* INSTRUCTIONS TO FOLLOW: Look through the material below for "neck". Copy every line that contains it.

□ □ □

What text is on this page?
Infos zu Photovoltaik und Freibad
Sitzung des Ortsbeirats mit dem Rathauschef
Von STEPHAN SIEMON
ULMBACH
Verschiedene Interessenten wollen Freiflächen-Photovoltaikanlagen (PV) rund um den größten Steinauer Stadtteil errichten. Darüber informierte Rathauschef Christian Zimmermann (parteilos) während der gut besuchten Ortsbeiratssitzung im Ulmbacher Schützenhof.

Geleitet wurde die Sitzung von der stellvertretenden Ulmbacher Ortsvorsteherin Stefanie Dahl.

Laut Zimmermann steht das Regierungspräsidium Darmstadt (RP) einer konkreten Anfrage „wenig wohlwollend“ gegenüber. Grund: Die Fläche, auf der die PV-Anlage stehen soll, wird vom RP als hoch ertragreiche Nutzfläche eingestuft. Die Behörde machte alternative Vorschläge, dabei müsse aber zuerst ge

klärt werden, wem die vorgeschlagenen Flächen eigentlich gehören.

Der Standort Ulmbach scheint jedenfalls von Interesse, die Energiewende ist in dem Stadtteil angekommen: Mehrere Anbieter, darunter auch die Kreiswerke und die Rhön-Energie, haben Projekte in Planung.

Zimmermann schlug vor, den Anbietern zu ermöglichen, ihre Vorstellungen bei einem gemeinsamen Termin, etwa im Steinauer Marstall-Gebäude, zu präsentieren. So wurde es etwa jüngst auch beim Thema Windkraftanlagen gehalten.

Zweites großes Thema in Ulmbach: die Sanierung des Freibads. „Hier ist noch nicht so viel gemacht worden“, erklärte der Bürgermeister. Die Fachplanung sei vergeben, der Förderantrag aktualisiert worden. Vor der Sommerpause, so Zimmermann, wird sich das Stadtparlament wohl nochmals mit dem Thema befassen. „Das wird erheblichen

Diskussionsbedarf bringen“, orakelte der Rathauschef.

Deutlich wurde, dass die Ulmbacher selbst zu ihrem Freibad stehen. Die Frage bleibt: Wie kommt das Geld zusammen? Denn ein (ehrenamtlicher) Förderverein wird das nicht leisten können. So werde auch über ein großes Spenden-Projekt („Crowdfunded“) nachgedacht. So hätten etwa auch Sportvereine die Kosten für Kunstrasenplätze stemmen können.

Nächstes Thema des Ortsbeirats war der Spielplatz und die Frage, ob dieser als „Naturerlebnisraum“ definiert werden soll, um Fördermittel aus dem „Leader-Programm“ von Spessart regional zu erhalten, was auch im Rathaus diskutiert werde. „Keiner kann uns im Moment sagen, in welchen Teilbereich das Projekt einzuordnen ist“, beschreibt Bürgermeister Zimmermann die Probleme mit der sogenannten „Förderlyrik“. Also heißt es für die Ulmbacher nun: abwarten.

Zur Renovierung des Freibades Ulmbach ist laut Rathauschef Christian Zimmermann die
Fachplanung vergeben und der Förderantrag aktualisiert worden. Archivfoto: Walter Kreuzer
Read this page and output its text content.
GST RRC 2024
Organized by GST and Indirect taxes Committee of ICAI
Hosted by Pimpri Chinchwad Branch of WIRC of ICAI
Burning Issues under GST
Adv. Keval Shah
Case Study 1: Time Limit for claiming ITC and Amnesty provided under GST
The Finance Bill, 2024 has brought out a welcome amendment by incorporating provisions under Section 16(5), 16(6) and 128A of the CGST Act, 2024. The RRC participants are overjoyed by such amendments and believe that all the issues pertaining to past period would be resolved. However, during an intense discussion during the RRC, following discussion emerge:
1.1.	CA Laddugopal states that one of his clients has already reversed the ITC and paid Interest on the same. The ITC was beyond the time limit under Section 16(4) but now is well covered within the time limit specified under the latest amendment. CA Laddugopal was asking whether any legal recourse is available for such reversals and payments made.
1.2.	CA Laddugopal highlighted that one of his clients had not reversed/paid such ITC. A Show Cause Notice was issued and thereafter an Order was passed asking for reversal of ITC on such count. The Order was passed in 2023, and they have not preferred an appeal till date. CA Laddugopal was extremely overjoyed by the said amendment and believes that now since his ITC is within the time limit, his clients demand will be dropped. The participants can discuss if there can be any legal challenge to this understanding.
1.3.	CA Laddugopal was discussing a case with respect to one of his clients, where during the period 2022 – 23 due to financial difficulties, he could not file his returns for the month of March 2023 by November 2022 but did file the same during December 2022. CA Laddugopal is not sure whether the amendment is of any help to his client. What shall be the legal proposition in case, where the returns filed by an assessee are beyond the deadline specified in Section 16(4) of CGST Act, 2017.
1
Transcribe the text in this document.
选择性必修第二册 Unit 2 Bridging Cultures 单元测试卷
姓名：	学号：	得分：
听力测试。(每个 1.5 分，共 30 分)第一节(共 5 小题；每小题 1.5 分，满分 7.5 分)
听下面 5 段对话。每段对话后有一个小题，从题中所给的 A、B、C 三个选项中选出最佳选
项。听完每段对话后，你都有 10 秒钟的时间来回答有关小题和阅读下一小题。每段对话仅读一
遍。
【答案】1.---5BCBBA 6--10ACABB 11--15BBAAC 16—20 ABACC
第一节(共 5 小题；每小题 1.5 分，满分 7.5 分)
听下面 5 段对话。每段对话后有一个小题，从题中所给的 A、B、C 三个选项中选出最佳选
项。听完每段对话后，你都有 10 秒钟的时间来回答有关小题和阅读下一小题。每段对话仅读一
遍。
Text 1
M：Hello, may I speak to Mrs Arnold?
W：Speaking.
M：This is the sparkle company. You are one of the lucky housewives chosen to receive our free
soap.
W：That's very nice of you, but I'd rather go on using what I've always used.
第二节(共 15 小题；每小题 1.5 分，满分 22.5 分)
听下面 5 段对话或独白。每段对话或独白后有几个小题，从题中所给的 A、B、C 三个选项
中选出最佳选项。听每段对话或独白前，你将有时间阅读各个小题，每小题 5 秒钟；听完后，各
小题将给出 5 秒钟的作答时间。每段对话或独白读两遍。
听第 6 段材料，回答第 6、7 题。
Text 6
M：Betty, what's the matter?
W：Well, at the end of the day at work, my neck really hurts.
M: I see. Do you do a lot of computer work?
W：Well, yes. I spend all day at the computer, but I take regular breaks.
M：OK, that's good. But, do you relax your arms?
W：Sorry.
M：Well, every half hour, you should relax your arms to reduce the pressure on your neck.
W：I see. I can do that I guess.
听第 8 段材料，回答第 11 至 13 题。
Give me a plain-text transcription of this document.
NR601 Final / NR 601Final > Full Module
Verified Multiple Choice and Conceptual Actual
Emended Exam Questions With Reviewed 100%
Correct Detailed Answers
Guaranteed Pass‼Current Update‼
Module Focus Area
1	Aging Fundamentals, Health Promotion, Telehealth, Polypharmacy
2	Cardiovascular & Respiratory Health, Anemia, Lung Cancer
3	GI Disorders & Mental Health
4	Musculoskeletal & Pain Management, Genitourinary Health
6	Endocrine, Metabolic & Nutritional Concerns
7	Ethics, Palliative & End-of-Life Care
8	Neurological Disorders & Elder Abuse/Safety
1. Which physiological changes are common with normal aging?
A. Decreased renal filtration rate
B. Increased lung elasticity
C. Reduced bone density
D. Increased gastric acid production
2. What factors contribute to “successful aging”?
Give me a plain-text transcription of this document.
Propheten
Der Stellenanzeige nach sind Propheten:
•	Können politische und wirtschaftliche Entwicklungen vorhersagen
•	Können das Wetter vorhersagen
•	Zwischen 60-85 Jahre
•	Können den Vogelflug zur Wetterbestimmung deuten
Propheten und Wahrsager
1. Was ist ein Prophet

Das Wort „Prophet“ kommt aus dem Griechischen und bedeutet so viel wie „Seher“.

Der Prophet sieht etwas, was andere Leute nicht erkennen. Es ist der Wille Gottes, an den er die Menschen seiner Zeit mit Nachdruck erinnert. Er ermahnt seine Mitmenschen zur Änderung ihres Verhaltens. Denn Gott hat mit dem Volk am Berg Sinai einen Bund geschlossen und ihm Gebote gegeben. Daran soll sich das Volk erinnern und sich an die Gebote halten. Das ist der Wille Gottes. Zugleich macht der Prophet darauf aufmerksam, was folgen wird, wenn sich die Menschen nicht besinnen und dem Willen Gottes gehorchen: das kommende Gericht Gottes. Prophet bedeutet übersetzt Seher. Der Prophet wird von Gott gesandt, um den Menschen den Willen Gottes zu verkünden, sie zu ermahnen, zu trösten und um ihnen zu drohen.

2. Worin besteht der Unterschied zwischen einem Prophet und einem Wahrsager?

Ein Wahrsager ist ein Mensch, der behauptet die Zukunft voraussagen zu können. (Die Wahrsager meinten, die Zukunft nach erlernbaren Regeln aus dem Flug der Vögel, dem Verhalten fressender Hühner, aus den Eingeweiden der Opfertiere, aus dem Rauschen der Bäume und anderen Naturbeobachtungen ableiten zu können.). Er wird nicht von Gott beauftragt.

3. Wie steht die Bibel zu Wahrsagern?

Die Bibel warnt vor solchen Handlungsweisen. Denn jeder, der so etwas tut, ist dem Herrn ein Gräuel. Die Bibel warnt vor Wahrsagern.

□ □ □

* WRITTEN ANSWER:
W：Well, at the end of the day at work, my neck really hurts.
M：Well, every half hour, you should relax your arms to reduce the pressure on your neck.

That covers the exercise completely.